Items from a data source
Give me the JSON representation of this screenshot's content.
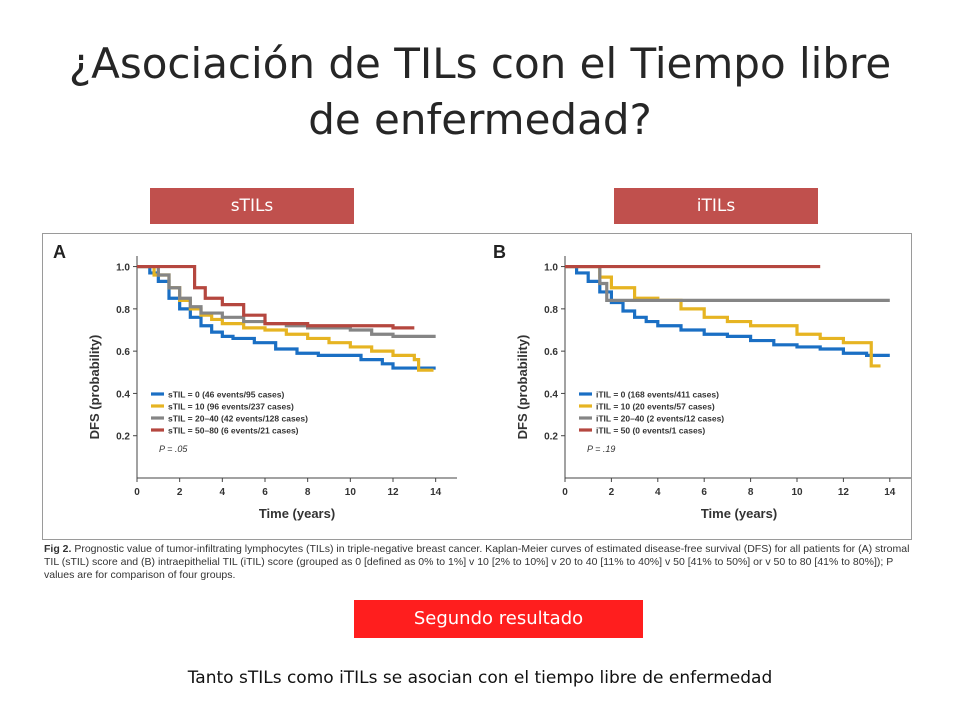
{
  "slide": {
    "title": "¿Asociación de TILs con el Tiempo libre de enfermedad?",
    "tag_left": "sTILs",
    "tag_right": "iTILs",
    "caption_label": "Fig 2.",
    "caption_text": "Prognostic value of tumor-infiltrating lymphocytes (TILs) in triple-negative breast cancer. Kaplan-Meier curves of estimated disease-free survival (DFS) for all patients for (A) stromal TIL (sTIL) score and (B) intraepithelial TIL (iTIL) score (grouped as 0 [defined as 0% to 1%] v 10 [2% to 10%] v 20 to 40 [11% to 40%] v 50 [41% to 50%] or v 50 to 80 [41% to 80%]); P values are for comparison of four groups.",
    "result_badge": "Segundo resultado",
    "conclusion": "Tanto sTILs como iTILs se asocian con el tiempo libre de enfermedad"
  },
  "colors": {
    "tag_bg": "#c0504d",
    "badge_bg": "#ff1e1e",
    "blue": "#1a6fc4",
    "yellow": "#e6b422",
    "gray": "#858585",
    "red": "#b5473f"
  },
  "chart_data": [
    {
      "type": "line",
      "panel_label": "A",
      "xlabel": "Time (years)",
      "ylabel": "DFS (probability)",
      "xlim": [
        0,
        15
      ],
      "ylim": [
        0,
        1.05
      ],
      "xticks": [
        0,
        2,
        4,
        6,
        8,
        10,
        12,
        14
      ],
      "yticks": [
        0.2,
        0.4,
        0.6,
        0.8,
        1.0
      ],
      "ytick_labels": [
        "0.2",
        "0.4",
        "0.6",
        "0.8",
        "1.0"
      ],
      "pvalue": "P = .05",
      "series": [
        {
          "name": "sTIL = 0 (46 events/95 cases)",
          "color": "#1a6fc4",
          "points": [
            [
              0,
              1.0
            ],
            [
              0.6,
              0.97
            ],
            [
              1.0,
              0.93
            ],
            [
              1.5,
              0.85
            ],
            [
              2.0,
              0.8
            ],
            [
              2.5,
              0.76
            ],
            [
              3.0,
              0.72
            ],
            [
              3.5,
              0.69
            ],
            [
              4.0,
              0.67
            ],
            [
              4.5,
              0.66
            ],
            [
              5.5,
              0.64
            ],
            [
              6.5,
              0.61
            ],
            [
              7.5,
              0.59
            ],
            [
              8.5,
              0.58
            ],
            [
              9.5,
              0.58
            ],
            [
              10.5,
              0.56
            ],
            [
              11.5,
              0.54
            ],
            [
              12.0,
              0.52
            ],
            [
              13.0,
              0.52
            ],
            [
              14.0,
              0.52
            ]
          ]
        },
        {
          "name": "sTIL = 10 (96 events/237 cases)",
          "color": "#e6b422",
          "points": [
            [
              0,
              1.0
            ],
            [
              0.8,
              0.96
            ],
            [
              1.5,
              0.9
            ],
            [
              2.0,
              0.84
            ],
            [
              2.5,
              0.8
            ],
            [
              3.0,
              0.77
            ],
            [
              3.5,
              0.75
            ],
            [
              4.0,
              0.73
            ],
            [
              5.0,
              0.71
            ],
            [
              6.0,
              0.7
            ],
            [
              7.0,
              0.68
            ],
            [
              8.0,
              0.66
            ],
            [
              9.0,
              0.64
            ],
            [
              10.0,
              0.62
            ],
            [
              11.0,
              0.6
            ],
            [
              12.0,
              0.58
            ],
            [
              13.0,
              0.56
            ],
            [
              13.2,
              0.51
            ],
            [
              13.9,
              0.51
            ]
          ]
        },
        {
          "name": "sTIL = 20–40 (42 events/128 cases)",
          "color": "#858585",
          "points": [
            [
              0,
              1.0
            ],
            [
              1.0,
              0.96
            ],
            [
              1.5,
              0.9
            ],
            [
              2.0,
              0.85
            ],
            [
              2.5,
              0.81
            ],
            [
              3.0,
              0.78
            ],
            [
              4.0,
              0.76
            ],
            [
              5.0,
              0.74
            ],
            [
              6.0,
              0.73
            ],
            [
              7.0,
              0.72
            ],
            [
              8.0,
              0.71
            ],
            [
              9.0,
              0.71
            ],
            [
              10.0,
              0.7
            ],
            [
              11.0,
              0.68
            ],
            [
              12.0,
              0.67
            ],
            [
              14.0,
              0.67
            ]
          ]
        },
        {
          "name": "sTIL = 50–80 (6 events/21 cases)",
          "color": "#b5473f",
          "points": [
            [
              0,
              1.0
            ],
            [
              1.2,
              1.0
            ],
            [
              2.5,
              1.0
            ],
            [
              2.7,
              0.9
            ],
            [
              3.2,
              0.85
            ],
            [
              4.0,
              0.82
            ],
            [
              5.0,
              0.77
            ],
            [
              6.0,
              0.73
            ],
            [
              8.0,
              0.72
            ],
            [
              10.0,
              0.72
            ],
            [
              12.0,
              0.71
            ],
            [
              13.0,
              0.71
            ]
          ]
        }
      ]
    },
    {
      "type": "line",
      "panel_label": "B",
      "xlabel": "Time (years)",
      "ylabel": "DFS (probability)",
      "xlim": [
        0,
        15
      ],
      "ylim": [
        0,
        1.05
      ],
      "xticks": [
        0,
        2,
        4,
        6,
        8,
        10,
        12,
        14
      ],
      "yticks": [
        0.2,
        0.4,
        0.6,
        0.8,
        1.0
      ],
      "ytick_labels": [
        "0.2",
        "0.4",
        "0.6",
        "0.8",
        "1.0"
      ],
      "pvalue": "P = .19",
      "series": [
        {
          "name": "iTIL = 0 (168 events/411 cases)",
          "color": "#1a6fc4",
          "points": [
            [
              0,
              1.0
            ],
            [
              0.5,
              0.97
            ],
            [
              1.0,
              0.93
            ],
            [
              1.5,
              0.88
            ],
            [
              2.0,
              0.83
            ],
            [
              2.5,
              0.79
            ],
            [
              3.0,
              0.76
            ],
            [
              3.5,
              0.74
            ],
            [
              4.0,
              0.72
            ],
            [
              5.0,
              0.7
            ],
            [
              6.0,
              0.68
            ],
            [
              7.0,
              0.67
            ],
            [
              8.0,
              0.65
            ],
            [
              9.0,
              0.63
            ],
            [
              10.0,
              0.62
            ],
            [
              11.0,
              0.61
            ],
            [
              12.0,
              0.59
            ],
            [
              13.0,
              0.58
            ],
            [
              14.0,
              0.58
            ]
          ]
        },
        {
          "name": "iTIL = 10 (20 events/57 cases)",
          "color": "#e6b422",
          "points": [
            [
              0,
              1.0
            ],
            [
              1.0,
              1.0
            ],
            [
              1.5,
              0.95
            ],
            [
              2.0,
              0.9
            ],
            [
              3.0,
              0.85
            ],
            [
              4.0,
              0.84
            ],
            [
              5.0,
              0.8
            ],
            [
              6.0,
              0.76
            ],
            [
              7.0,
              0.74
            ],
            [
              8.0,
              0.72
            ],
            [
              9.0,
              0.72
            ],
            [
              10.0,
              0.68
            ],
            [
              11.0,
              0.66
            ],
            [
              12.0,
              0.64
            ],
            [
              13.0,
              0.64
            ],
            [
              13.2,
              0.53
            ],
            [
              13.6,
              0.53
            ]
          ]
        },
        {
          "name": "iTIL = 20–40 (2 events/12 cases)",
          "color": "#858585",
          "points": [
            [
              0,
              1.0
            ],
            [
              1.4,
              1.0
            ],
            [
              1.5,
              0.92
            ],
            [
              1.8,
              0.84
            ],
            [
              14.0,
              0.84
            ]
          ]
        },
        {
          "name": "iTIL = 50 (0 events/1 cases)",
          "color": "#b5473f",
          "points": [
            [
              0,
              1.0
            ],
            [
              11.0,
              1.0
            ]
          ]
        }
      ]
    }
  ]
}
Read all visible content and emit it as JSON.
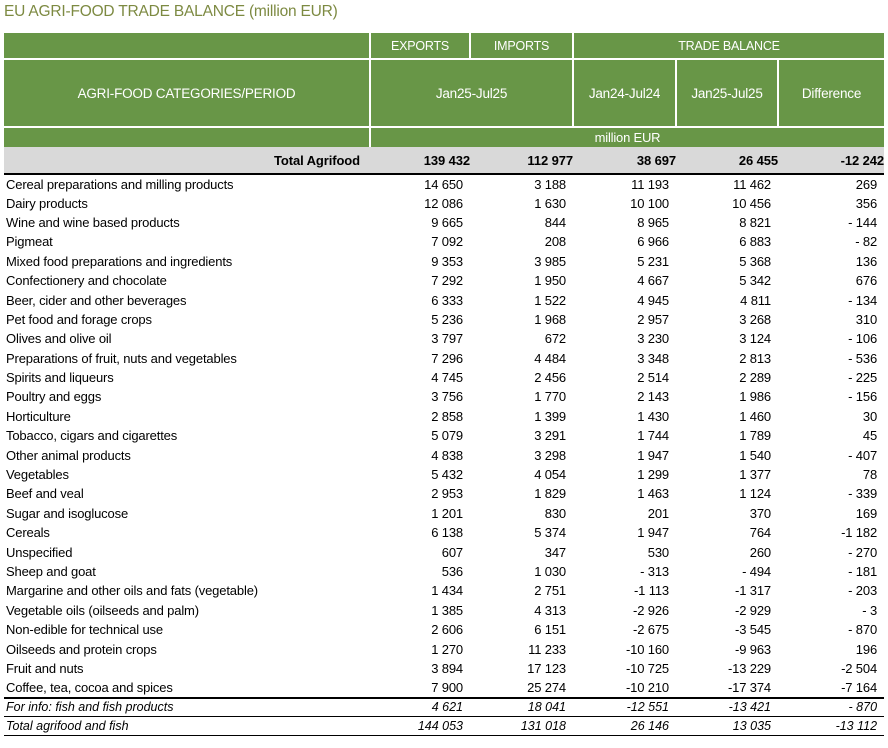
{
  "title": "EU AGRI-FOOD TRADE BALANCE (million EUR)",
  "colors": {
    "header_green": "#689647",
    "title_olive": "#7d8a42",
    "total_row_gray": "#d9d9d9",
    "header_text": "#ffffff",
    "body_text": "#000000"
  },
  "table": {
    "header": {
      "categories_label": "AGRI-FOOD CATEGORIES/PERIOD",
      "exports": "EXPORTS",
      "imports": "IMPORTS",
      "trade_balance": "TRADE BALANCE",
      "exports_imports_period": "Jan25-Jul25",
      "trade_balance_period_1": "Jan24-Jul24",
      "trade_balance_period_2": "Jan25-Jul25",
      "difference": "Difference",
      "unit": "million EUR"
    },
    "total_row": {
      "label": "Total Agrifood",
      "values": [
        "139 432",
        "112 977",
        "38 697",
        "26 455",
        "-12 242"
      ]
    },
    "rows": [
      {
        "label": "Cereal preparations and milling products",
        "values": [
          "14 650",
          "3 188",
          "11 193",
          "11 462",
          "269"
        ]
      },
      {
        "label": "Dairy products",
        "values": [
          "12 086",
          "1 630",
          "10 100",
          "10 456",
          "356"
        ]
      },
      {
        "label": "Wine and wine based products",
        "values": [
          "9 665",
          "844",
          "8 965",
          "8 821",
          "- 144"
        ]
      },
      {
        "label": "Pigmeat",
        "values": [
          "7 092",
          "208",
          "6 966",
          "6 883",
          "- 82"
        ]
      },
      {
        "label": "Mixed food preparations and ingredients",
        "values": [
          "9 353",
          "3 985",
          "5 231",
          "5 368",
          "136"
        ]
      },
      {
        "label": "Confectionery and chocolate",
        "values": [
          "7 292",
          "1 950",
          "4 667",
          "5 342",
          "676"
        ]
      },
      {
        "label": "Beer, cider and other beverages",
        "values": [
          "6 333",
          "1 522",
          "4 945",
          "4 811",
          "- 134"
        ]
      },
      {
        "label": "Pet food and forage crops",
        "values": [
          "5 236",
          "1 968",
          "2 957",
          "3 268",
          "310"
        ]
      },
      {
        "label": "Olives and olive oil",
        "values": [
          "3 797",
          "672",
          "3 230",
          "3 124",
          "- 106"
        ]
      },
      {
        "label": "Preparations of fruit, nuts and vegetables",
        "values": [
          "7 296",
          "4 484",
          "3 348",
          "2 813",
          "- 536"
        ]
      },
      {
        "label": "Spirits and liqueurs",
        "values": [
          "4 745",
          "2 456",
          "2 514",
          "2 289",
          "- 225"
        ]
      },
      {
        "label": "Poultry and eggs",
        "values": [
          "3 756",
          "1 770",
          "2 143",
          "1 986",
          "- 156"
        ]
      },
      {
        "label": "Horticulture",
        "values": [
          "2 858",
          "1 399",
          "1 430",
          "1 460",
          "30"
        ]
      },
      {
        "label": "Tobacco, cigars and cigarettes",
        "values": [
          "5 079",
          "3 291",
          "1 744",
          "1 789",
          "45"
        ]
      },
      {
        "label": "Other animal products",
        "values": [
          "4 838",
          "3 298",
          "1 947",
          "1 540",
          "- 407"
        ]
      },
      {
        "label": "Vegetables",
        "values": [
          "5 432",
          "4 054",
          "1 299",
          "1 377",
          "78"
        ]
      },
      {
        "label": "Beef and veal",
        "values": [
          "2 953",
          "1 829",
          "1 463",
          "1 124",
          "- 339"
        ]
      },
      {
        "label": "Sugar and isoglucose",
        "values": [
          "1 201",
          "830",
          "201",
          "370",
          "169"
        ]
      },
      {
        "label": "Cereals",
        "values": [
          "6 138",
          "5 374",
          "1 947",
          "764",
          "-1 182"
        ]
      },
      {
        "label": "Unspecified",
        "values": [
          "607",
          "347",
          "530",
          "260",
          "- 270"
        ]
      },
      {
        "label": "Sheep and goat",
        "values": [
          "536",
          "1 030",
          "- 313",
          "- 494",
          "- 181"
        ]
      },
      {
        "label": "Margarine and other oils and fats (vegetable)",
        "values": [
          "1 434",
          "2 751",
          "-1 113",
          "-1 317",
          "- 203"
        ]
      },
      {
        "label": "Vegetable oils (oilseeds and palm)",
        "values": [
          "1 385",
          "4 313",
          "-2 926",
          "-2 929",
          "- 3"
        ]
      },
      {
        "label": "Non-edible for technical use",
        "values": [
          "2 606",
          "6 151",
          "-2 675",
          "-3 545",
          "- 870"
        ]
      },
      {
        "label": "Oilseeds and protein crops",
        "values": [
          "1 270",
          "11 233",
          "-10 160",
          "-9 963",
          "196"
        ]
      },
      {
        "label": "Fruit and nuts",
        "values": [
          "3 894",
          "17 123",
          "-10 725",
          "-13 229",
          "-2 504"
        ]
      },
      {
        "label": "Coffee, tea, cocoa and spices",
        "values": [
          "7 900",
          "25 274",
          "-10 210",
          "-17 374",
          "-7 164"
        ]
      }
    ],
    "footer_rows": [
      {
        "label": "For info: fish and fish products",
        "values": [
          "4 621",
          "18 041",
          "-12 551",
          "-13 421",
          "- 870"
        ]
      },
      {
        "label": "Total agrifood and fish",
        "values": [
          "144 053",
          "131 018",
          "26 146",
          "13 035",
          "-13 112"
        ]
      }
    ]
  }
}
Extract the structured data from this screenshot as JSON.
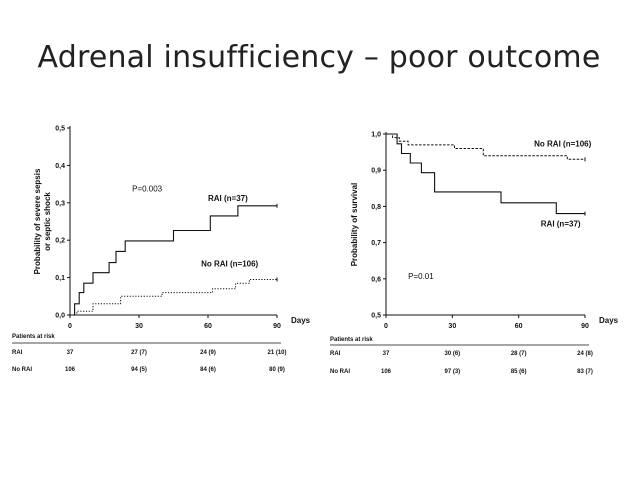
{
  "slide": {
    "title": "Adrenal insufficiency – poor outcome"
  },
  "chart_data": [
    {
      "type": "line",
      "ylabel_lines": [
        "Probability of severe sepsis",
        "or septic shock"
      ],
      "xlabel": "Days",
      "xlim": [
        0,
        90
      ],
      "ylim": [
        0,
        0.5
      ],
      "x_ticks": [
        0,
        30,
        60,
        90
      ],
      "x_tick_labels": [
        "0",
        "30",
        "60",
        "90"
      ],
      "y_ticks": [
        0,
        0.1,
        0.2,
        0.3,
        0.4,
        0.5
      ],
      "y_tick_labels": [
        "0,0",
        "0,1",
        "0,2",
        "0,3",
        "0,4",
        "0,5"
      ],
      "annotation": "P=0.003",
      "annotation_at": [
        27,
        0.33
      ],
      "series": [
        {
          "name": "RAI (n=37)",
          "style": "solid",
          "label_at": [
            60,
            0.305
          ],
          "x": [
            0,
            2,
            2,
            4,
            4,
            6,
            6,
            10,
            10,
            17,
            17,
            20,
            20,
            24,
            24,
            45,
            45,
            61,
            61,
            73,
            73,
            90
          ],
          "y": [
            0,
            0,
            0.03,
            0.03,
            0.06,
            0.06,
            0.085,
            0.085,
            0.113,
            0.113,
            0.14,
            0.14,
            0.17,
            0.17,
            0.198,
            0.198,
            0.226,
            0.226,
            0.265,
            0.265,
            0.292,
            0.292
          ]
        },
        {
          "name": "No RAI (n=106)",
          "style": "dotted",
          "label_at": [
            57,
            0.13
          ],
          "x": [
            0,
            3,
            3,
            10,
            10,
            22,
            22,
            40,
            40,
            62,
            62,
            72,
            72,
            78,
            78,
            90
          ],
          "y": [
            0,
            0,
            0.01,
            0.01,
            0.03,
            0.03,
            0.05,
            0.05,
            0.06,
            0.06,
            0.07,
            0.07,
            0.085,
            0.085,
            0.095,
            0.095
          ]
        }
      ],
      "risk_table": {
        "title": "Patients at risk",
        "rows": [
          {
            "label": "RAI",
            "values": [
              "37",
              "27 (7)",
              "24 (9)",
              "21 (10)"
            ]
          },
          {
            "label": "No RAI",
            "values": [
              "106",
              "94 (5)",
              "84 (6)",
              "80 (9)"
            ]
          }
        ]
      }
    },
    {
      "type": "line",
      "ylabel_lines": [
        "Probability of survival"
      ],
      "xlabel": "Days",
      "xlim": [
        0,
        90
      ],
      "ylim": [
        0.5,
        1.0
      ],
      "x_ticks": [
        0,
        30,
        60,
        90
      ],
      "x_tick_labels": [
        "0",
        "30",
        "60",
        "90"
      ],
      "y_ticks": [
        0.5,
        0.6,
        0.7,
        0.8,
        0.9,
        1.0
      ],
      "y_tick_labels": [
        "0,5",
        "0,6",
        "0,7",
        "0,8",
        "0,9",
        "1,0"
      ],
      "annotation": "P=0.01",
      "annotation_at": [
        10,
        0.6
      ],
      "series": [
        {
          "name": "No RAI (n=106)",
          "style": "dashed",
          "label_at": [
            67,
            0.965
          ],
          "x": [
            0,
            3,
            3,
            6,
            6,
            10,
            10,
            31,
            31,
            44,
            44,
            82,
            82,
            90
          ],
          "y": [
            1.0,
            1.0,
            0.99,
            0.99,
            0.98,
            0.98,
            0.97,
            0.97,
            0.96,
            0.96,
            0.94,
            0.94,
            0.93,
            0.93
          ]
        },
        {
          "name": "RAI (n=37)",
          "style": "solid",
          "label_at": [
            70,
            0.745
          ],
          "x": [
            0,
            5,
            5,
            7,
            7,
            11,
            11,
            16,
            16,
            22,
            22,
            52,
            52,
            77,
            77,
            90
          ],
          "y": [
            1.0,
            1.0,
            0.973,
            0.973,
            0.946,
            0.946,
            0.92,
            0.92,
            0.893,
            0.893,
            0.84,
            0.84,
            0.81,
            0.81,
            0.78,
            0.78
          ]
        }
      ],
      "risk_table": {
        "title": "Patients at risk",
        "rows": [
          {
            "label": "RAI",
            "values": [
              "37",
              "30 (6)",
              "28 (7)",
              "24 (8)"
            ]
          },
          {
            "label": "No RAI",
            "values": [
              "106",
              "97 (3)",
              "85 (6)",
              "83 (7)"
            ]
          }
        ]
      }
    }
  ]
}
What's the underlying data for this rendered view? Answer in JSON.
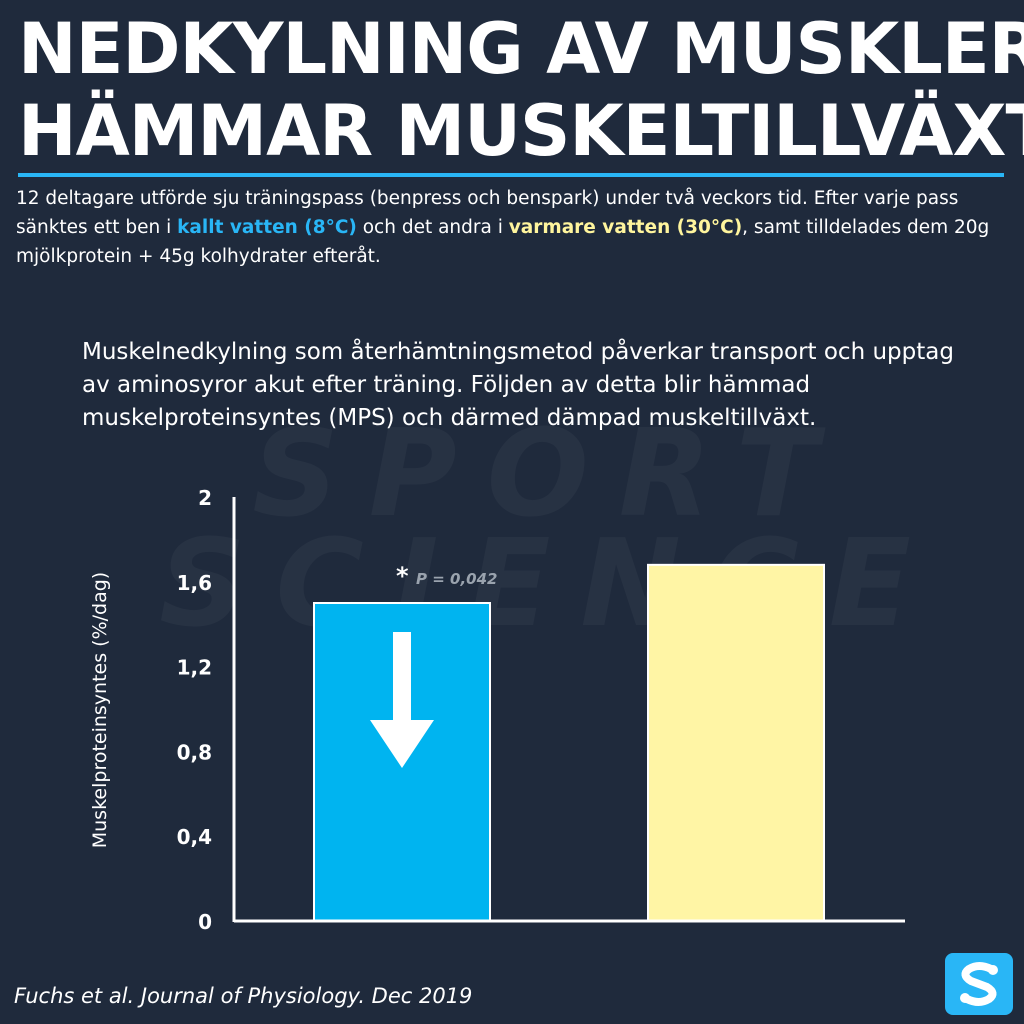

Work task -
Going through the data above, count the lines where the string "nuts" appears, and answer with only that number.

Output of the exercise -
2